GIVEN TASK:
Wherever "this" appears in a line, copy that line.

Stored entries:

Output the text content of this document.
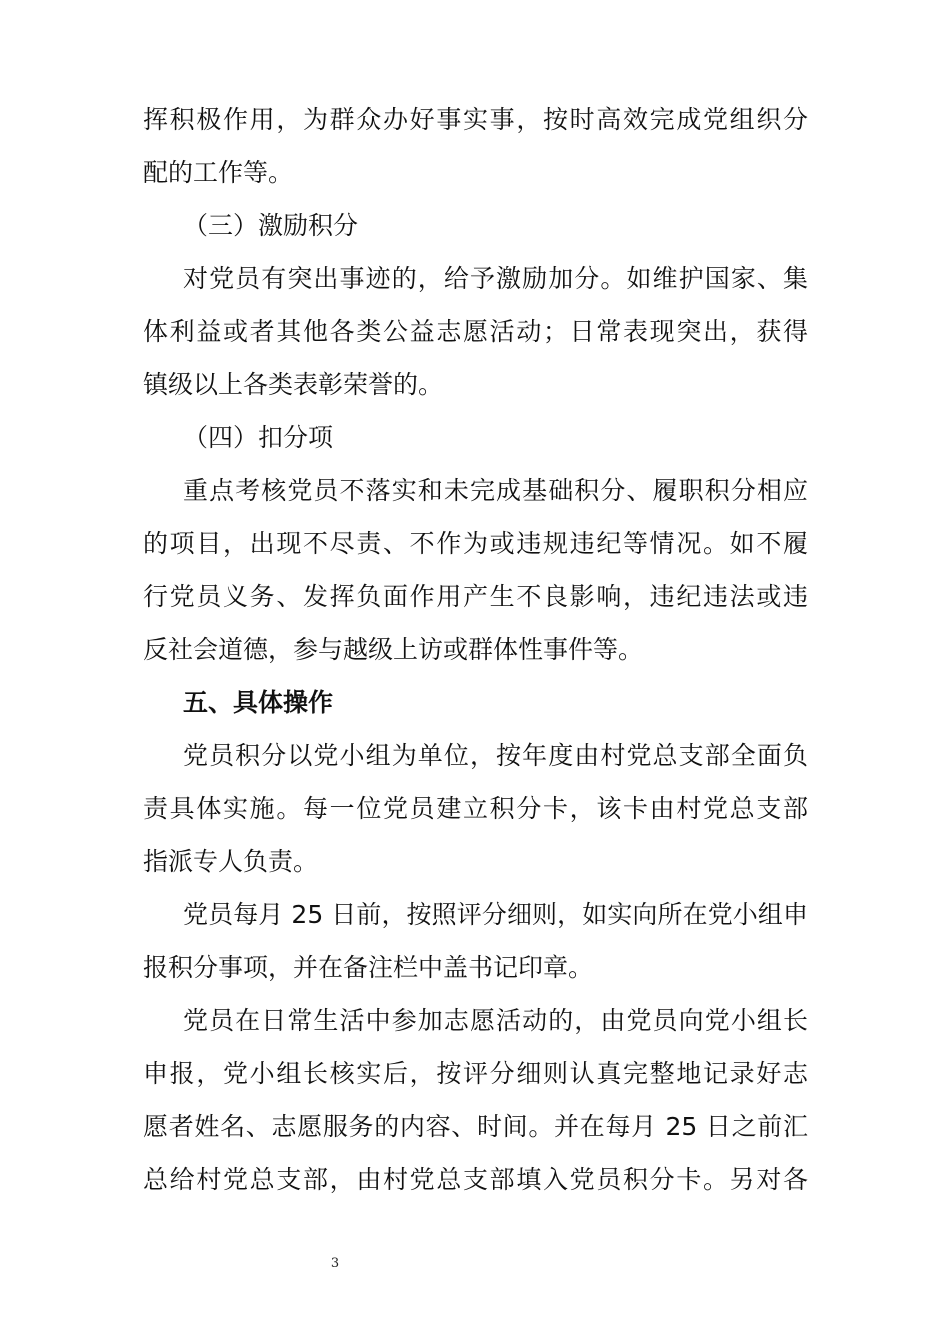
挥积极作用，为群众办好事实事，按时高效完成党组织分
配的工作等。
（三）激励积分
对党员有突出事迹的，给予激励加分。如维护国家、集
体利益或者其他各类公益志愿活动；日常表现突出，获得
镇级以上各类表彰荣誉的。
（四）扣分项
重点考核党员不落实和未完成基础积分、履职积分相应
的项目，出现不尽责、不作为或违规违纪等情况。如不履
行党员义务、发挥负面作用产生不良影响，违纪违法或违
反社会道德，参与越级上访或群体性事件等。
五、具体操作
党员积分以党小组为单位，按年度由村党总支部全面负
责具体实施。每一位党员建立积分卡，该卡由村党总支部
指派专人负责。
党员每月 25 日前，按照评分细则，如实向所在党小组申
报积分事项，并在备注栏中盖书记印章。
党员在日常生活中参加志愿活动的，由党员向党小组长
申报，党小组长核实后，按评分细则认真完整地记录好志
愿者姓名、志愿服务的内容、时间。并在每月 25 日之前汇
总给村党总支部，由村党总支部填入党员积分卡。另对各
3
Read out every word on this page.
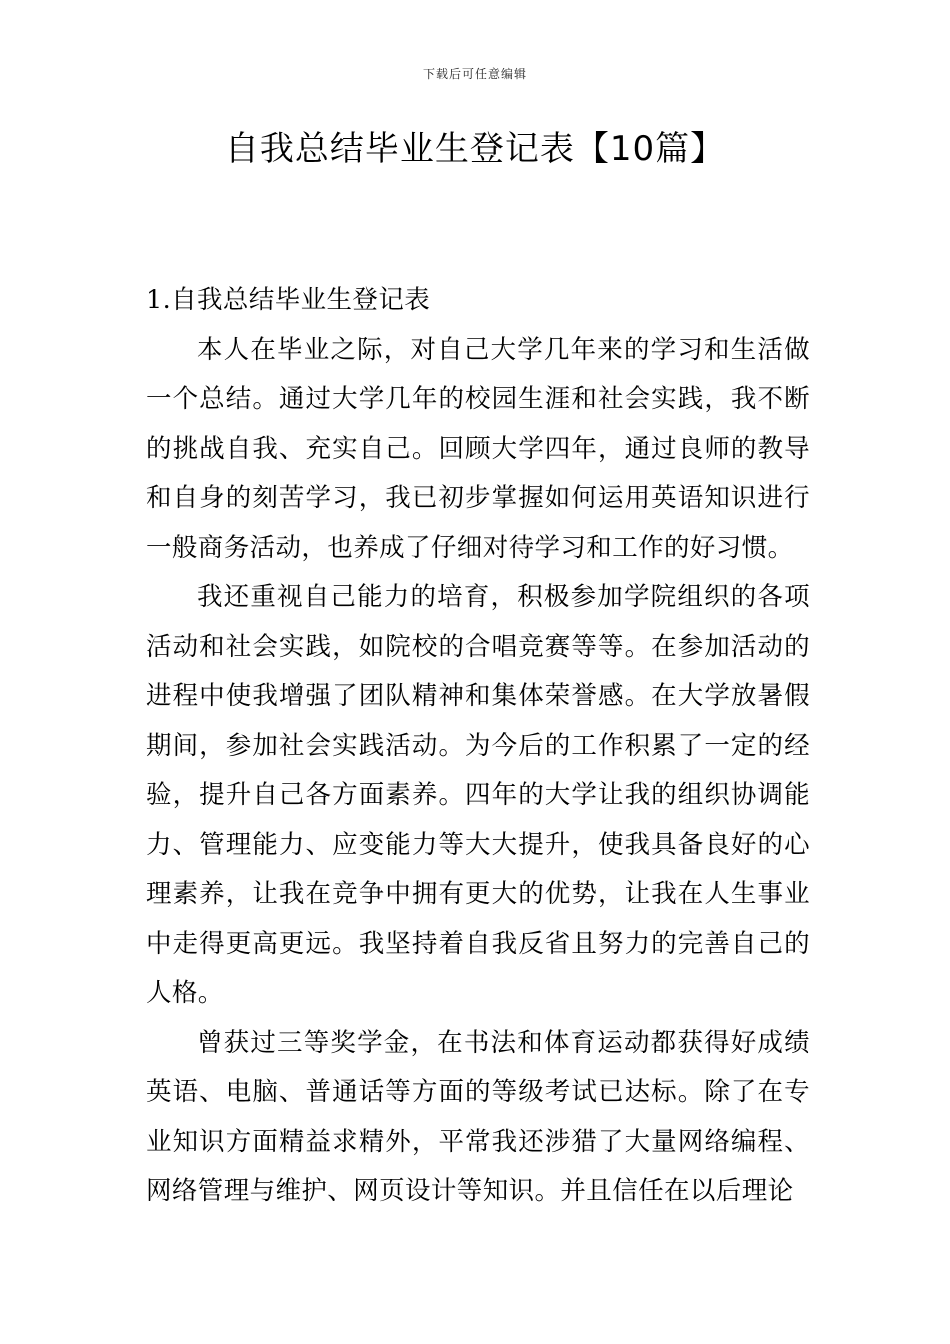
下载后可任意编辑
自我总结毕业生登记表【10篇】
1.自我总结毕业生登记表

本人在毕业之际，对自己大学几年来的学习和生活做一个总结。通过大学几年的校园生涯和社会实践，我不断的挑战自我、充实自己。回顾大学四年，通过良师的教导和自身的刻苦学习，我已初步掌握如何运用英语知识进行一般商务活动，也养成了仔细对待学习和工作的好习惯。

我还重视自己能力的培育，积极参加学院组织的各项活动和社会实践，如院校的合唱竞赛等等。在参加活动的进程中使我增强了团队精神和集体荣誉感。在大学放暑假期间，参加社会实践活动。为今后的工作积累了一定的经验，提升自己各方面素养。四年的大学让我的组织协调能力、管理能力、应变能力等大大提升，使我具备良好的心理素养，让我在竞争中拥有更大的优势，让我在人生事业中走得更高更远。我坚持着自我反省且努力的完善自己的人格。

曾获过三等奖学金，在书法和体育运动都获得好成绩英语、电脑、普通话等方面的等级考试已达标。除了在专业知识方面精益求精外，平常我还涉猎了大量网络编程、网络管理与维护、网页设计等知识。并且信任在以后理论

REPLY TO THE EXERCISE:
Output the text content of this document.
Read out every word on this page.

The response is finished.